■ DIRECTIONS ■
Omit the pictures from the entries below and retype everything else exactly.

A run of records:
_ _ _ _ _

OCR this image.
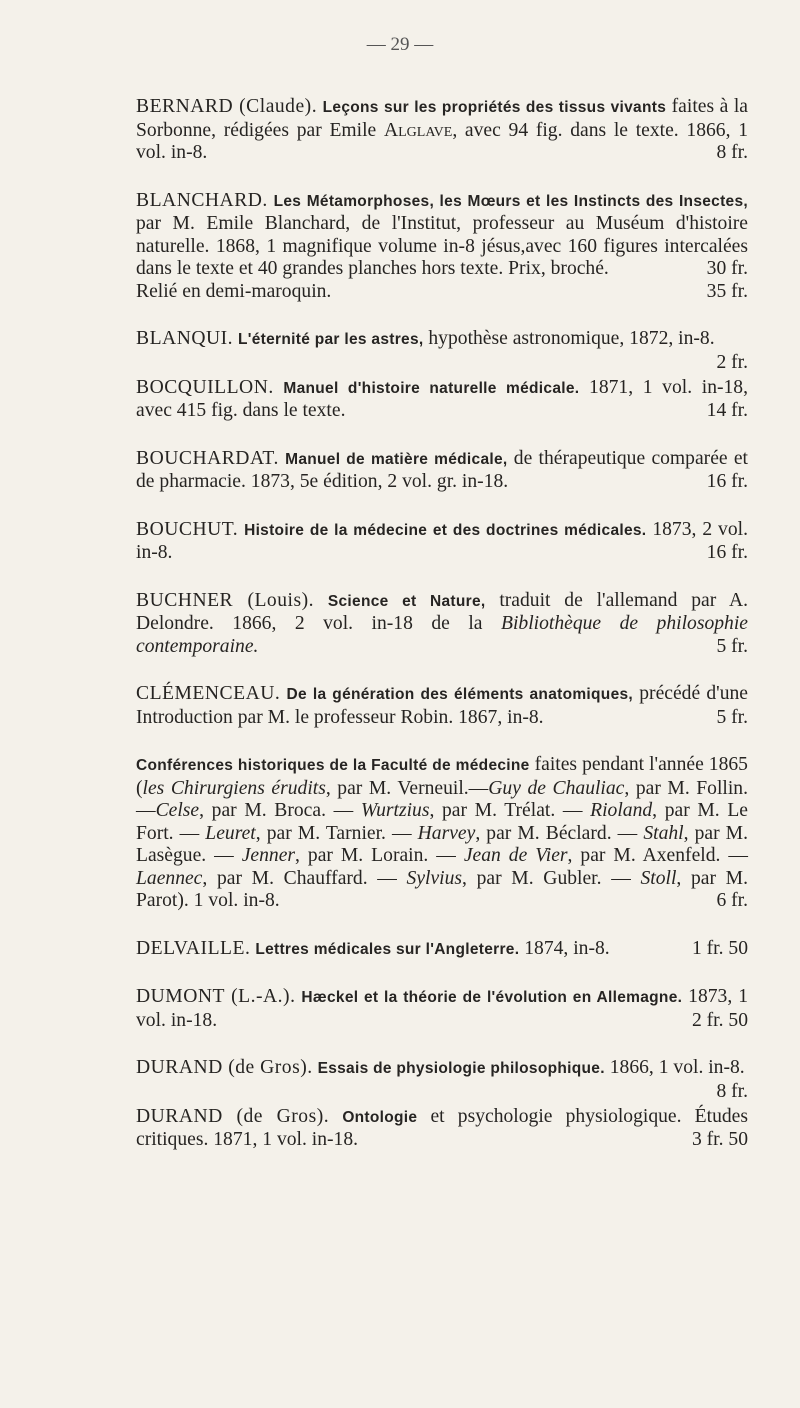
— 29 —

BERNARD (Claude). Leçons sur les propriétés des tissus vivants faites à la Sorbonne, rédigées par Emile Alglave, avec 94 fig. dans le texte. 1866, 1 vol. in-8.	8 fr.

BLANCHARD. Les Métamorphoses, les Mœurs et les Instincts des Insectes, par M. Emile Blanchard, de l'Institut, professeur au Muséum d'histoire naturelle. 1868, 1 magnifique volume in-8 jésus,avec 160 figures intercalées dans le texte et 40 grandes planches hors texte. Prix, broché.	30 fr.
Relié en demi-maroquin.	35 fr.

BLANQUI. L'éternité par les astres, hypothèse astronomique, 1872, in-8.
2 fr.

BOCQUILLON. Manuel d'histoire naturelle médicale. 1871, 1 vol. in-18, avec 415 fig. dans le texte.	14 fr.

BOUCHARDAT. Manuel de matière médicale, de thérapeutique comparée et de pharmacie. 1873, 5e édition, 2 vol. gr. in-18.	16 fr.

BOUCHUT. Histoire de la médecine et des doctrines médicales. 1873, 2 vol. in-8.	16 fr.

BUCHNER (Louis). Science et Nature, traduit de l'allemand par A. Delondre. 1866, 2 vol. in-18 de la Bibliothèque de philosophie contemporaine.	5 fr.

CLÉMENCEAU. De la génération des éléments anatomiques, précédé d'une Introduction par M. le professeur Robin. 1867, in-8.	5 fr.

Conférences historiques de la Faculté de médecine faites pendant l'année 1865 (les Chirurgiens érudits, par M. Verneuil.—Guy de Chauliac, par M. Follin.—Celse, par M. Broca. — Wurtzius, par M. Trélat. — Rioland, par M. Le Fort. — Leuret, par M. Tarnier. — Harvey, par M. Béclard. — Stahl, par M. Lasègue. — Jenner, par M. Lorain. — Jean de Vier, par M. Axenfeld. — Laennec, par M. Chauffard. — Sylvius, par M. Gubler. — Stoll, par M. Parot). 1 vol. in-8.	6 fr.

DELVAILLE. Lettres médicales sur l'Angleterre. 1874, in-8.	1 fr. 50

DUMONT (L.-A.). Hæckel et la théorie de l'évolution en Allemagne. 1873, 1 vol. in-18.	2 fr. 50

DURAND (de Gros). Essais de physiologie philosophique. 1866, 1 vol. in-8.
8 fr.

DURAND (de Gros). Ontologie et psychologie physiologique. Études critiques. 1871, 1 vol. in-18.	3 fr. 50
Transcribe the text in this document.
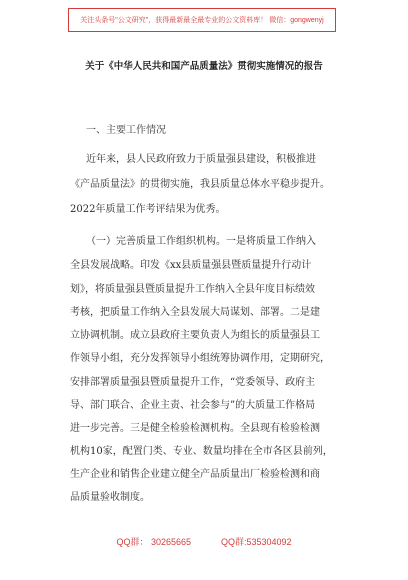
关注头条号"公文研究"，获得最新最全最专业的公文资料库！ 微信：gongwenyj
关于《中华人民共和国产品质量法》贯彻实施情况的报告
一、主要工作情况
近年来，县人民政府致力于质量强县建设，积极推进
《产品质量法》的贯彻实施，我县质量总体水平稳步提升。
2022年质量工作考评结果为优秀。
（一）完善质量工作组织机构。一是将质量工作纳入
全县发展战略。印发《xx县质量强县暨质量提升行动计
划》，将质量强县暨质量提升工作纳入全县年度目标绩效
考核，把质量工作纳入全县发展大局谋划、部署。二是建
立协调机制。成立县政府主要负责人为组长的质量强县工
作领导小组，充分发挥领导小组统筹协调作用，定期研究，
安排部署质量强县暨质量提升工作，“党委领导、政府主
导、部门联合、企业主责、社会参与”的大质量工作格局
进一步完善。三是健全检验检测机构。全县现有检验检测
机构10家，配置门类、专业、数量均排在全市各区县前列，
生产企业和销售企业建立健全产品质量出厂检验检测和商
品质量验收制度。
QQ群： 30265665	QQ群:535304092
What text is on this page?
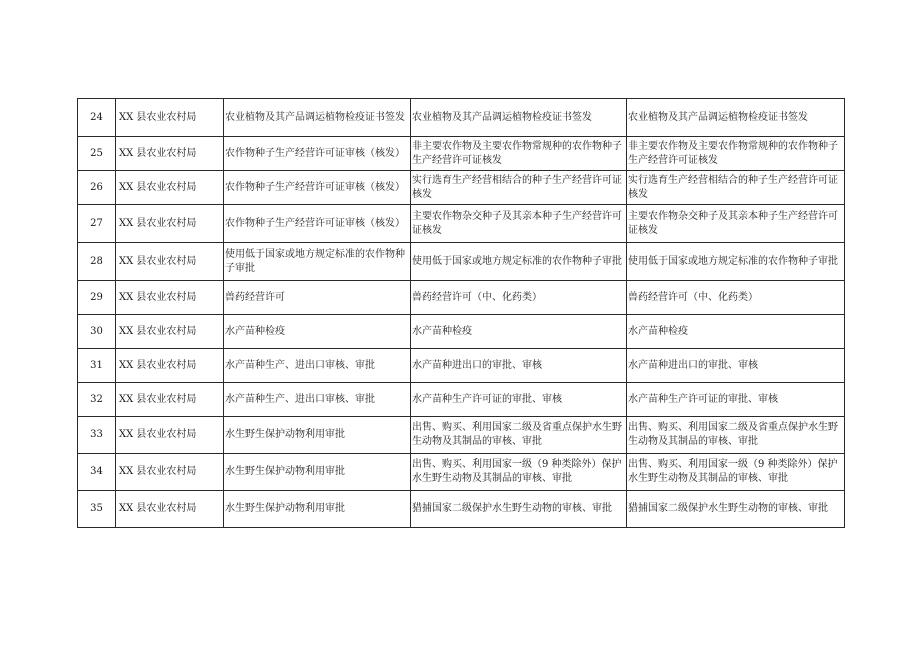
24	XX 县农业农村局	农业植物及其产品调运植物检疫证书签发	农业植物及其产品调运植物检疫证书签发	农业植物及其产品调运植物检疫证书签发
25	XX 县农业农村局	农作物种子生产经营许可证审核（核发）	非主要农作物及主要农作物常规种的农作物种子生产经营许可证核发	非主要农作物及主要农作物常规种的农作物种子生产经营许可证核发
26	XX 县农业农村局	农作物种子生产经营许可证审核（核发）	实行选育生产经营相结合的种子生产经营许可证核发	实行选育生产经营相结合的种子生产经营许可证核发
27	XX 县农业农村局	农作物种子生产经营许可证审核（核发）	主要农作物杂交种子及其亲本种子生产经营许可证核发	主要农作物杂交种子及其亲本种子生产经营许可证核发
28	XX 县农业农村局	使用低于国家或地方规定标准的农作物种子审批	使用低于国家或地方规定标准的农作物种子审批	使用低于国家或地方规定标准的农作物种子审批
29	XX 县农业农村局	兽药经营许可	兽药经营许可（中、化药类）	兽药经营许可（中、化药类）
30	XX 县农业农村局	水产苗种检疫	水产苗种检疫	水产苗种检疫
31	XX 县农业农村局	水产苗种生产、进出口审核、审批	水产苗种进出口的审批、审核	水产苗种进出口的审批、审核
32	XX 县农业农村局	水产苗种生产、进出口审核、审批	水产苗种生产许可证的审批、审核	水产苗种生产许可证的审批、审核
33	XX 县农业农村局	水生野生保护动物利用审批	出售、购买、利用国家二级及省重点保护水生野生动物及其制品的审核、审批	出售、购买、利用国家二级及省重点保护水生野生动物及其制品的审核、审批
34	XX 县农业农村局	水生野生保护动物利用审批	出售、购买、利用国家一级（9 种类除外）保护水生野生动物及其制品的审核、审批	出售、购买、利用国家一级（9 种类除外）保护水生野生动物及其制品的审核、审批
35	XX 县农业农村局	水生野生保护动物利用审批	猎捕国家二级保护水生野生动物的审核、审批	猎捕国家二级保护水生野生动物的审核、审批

_ _ _ _ _

■ SOLUTION TO THE EXERCISE ■
OCR this image.
— 29 —

BERNARD (Claude). Leçons sur les propriétés des tissus vivants faites à la Sorbonne, rédigées par Emile Alglave, avec 94 fig. dans le texte. 1866, 1 vol. in-8.	8 fr.

BLANCHARD. Les Métamorphoses, les Mœurs et les Instincts des Insectes, par M. Emile Blanchard, de l'Institut, professeur au Muséum d'histoire naturelle. 1868, 1 magnifique volume in-8 jésus,avec 160 figures intercalées dans le texte et 40 grandes planches hors texte. Prix, broché.	30 fr.
Relié en demi-maroquin.	35 fr.

BLANQUI. L'éternité par les astres, hypothèse astronomique, 1872, in-8.
2 fr.

BOCQUILLON. Manuel d'histoire naturelle médicale. 1871, 1 vol. in-18, avec 415 fig. dans le texte.	14 fr.

BOUCHARDAT. Manuel de matière médicale, de thérapeutique comparée et de pharmacie. 1873, 5e édition, 2 vol. gr. in-18.	16 fr.

BOUCHUT. Histoire de la médecine et des doctrines médicales. 1873, 2 vol. in-8.	16 fr.

BUCHNER (Louis). Science et Nature, traduit de l'allemand par A. Delondre. 1866, 2 vol. in-18 de la Bibliothèque de philosophie contemporaine.	5 fr.

CLÉMENCEAU. De la génération des éléments anatomiques, précédé d'une Introduction par M. le professeur Robin. 1867, in-8.	5 fr.

Conférences historiques de la Faculté de médecine faites pendant l'année 1865 (les Chirurgiens érudits, par M. Verneuil.—Guy de Chauliac, par M. Follin.—Celse, par M. Broca. — Wurtzius, par M. Trélat. — Rioland, par M. Le Fort. — Leuret, par M. Tarnier. — Harvey, par M. Béclard. — Stahl, par M. Lasègue. — Jenner, par M. Lorain. — Jean de Vier, par M. Axenfeld. — Laennec, par M. Chauffard. — Sylvius, par M. Gubler. — Stoll, par M. Parot). 1 vol. in-8.	6 fr.

DELVAILLE. Lettres médicales sur l'Angleterre. 1874, in-8.	1 fr. 50

DUMONT (L.-A.). Hæckel et la théorie de l'évolution en Allemagne. 1873, 1 vol. in-18.	2 fr. 50

DURAND (de Gros). Essais de physiologie philosophique. 1866, 1 vol. in-8.
8 fr.

DURAND (de Gros). Ontologie et psychologie physiologique. Études critiques. 1871, 1 vol. in-18.	3 fr. 50
Transcribe the text in this document.
关注头条号"公文研究"，获得最新最全最专业的公文资料库！ 微信：gongwenyj
关于《中华人民共和国产品质量法》贯彻实施情况的报告
一、主要工作情况
近年来，县人民政府致力于质量强县建设，积极推进
《产品质量法》的贯彻实施，我县质量总体水平稳步提升。
2022年质量工作考评结果为优秀。
（一）完善质量工作组织机构。一是将质量工作纳入
全县发展战略。印发《xx县质量强县暨质量提升行动计
划》，将质量强县暨质量提升工作纳入全县年度目标绩效
考核，把质量工作纳入全县发展大局谋划、部署。二是建
立协调机制。成立县政府主要负责人为组长的质量强县工
作领导小组，充分发挥领导小组统筹协调作用，定期研究，
安排部署质量强县暨质量提升工作，“党委领导、政府主
导、部门联合、企业主责、社会参与”的大质量工作格局
进一步完善。三是健全检验检测机构。全县现有检验检测
机构10家，配置门类、专业、数量均排在全市各区县前列，
生产企业和销售企业建立健全产品质量出厂检验检测和商
品质量验收制度。
QQ群： 30265665	QQ群:535304092
What text is on this page?
24	XX 县农业农村局	农业植物及其产品调运植物检疫证书签发	农业植物及其产品调运植物检疫证书签发	农业植物及其产品调运植物检疫证书签发
25	XX 县农业农村局	农作物种子生产经营许可证审核（核发）	非主要农作物及主要农作物常规种的农作物种子生产经营许可证核发	非主要农作物及主要农作物常规种的农作物种子生产经营许可证核发
26	XX 县农业农村局	农作物种子生产经营许可证审核（核发）	实行选育生产经营相结合的种子生产经营许可证核发	实行选育生产经营相结合的种子生产经营许可证核发
27	XX 县农业农村局	农作物种子生产经营许可证审核（核发）	主要农作物杂交种子及其亲本种子生产经营许可证核发	主要农作物杂交种子及其亲本种子生产经营许可证核发
28	XX 县农业农村局	使用低于国家或地方规定标准的农作物种子审批	使用低于国家或地方规定标准的农作物种子审批	使用低于国家或地方规定标准的农作物种子审批
29	XX 县农业农村局	兽药经营许可	兽药经营许可（中、化药类）	兽药经营许可（中、化药类）
30	XX 县农业农村局	水产苗种检疫	水产苗种检疫	水产苗种检疫
31	XX 县农业农村局	水产苗种生产、进出口审核、审批	水产苗种进出口的审批、审核	水产苗种进出口的审批、审核
32	XX 县农业农村局	水产苗种生产、进出口审核、审批	水产苗种生产许可证的审批、审核	水产苗种生产许可证的审批、审核
33	XX 县农业农村局	水生野生保护动物利用审批	出售、购买、利用国家二级及省重点保护水生野生动物及其制品的审核、审批	出售、购买、利用国家二级及省重点保护水生野生动物及其制品的审核、审批
34	XX 县农业农村局	水生野生保护动物利用审批	出售、购买、利用国家一级（9 种类除外）保护水生野生动物及其制品的审核、审批	出售、购买、利用国家一级（9 种类除外）保护水生野生动物及其制品的审核、审批
35	XX 县农业农村局	水生野生保护动物利用审批	猎捕国家二级保护水生野生动物的审核、审批	猎捕国家二级保护水生野生动物的审核、审批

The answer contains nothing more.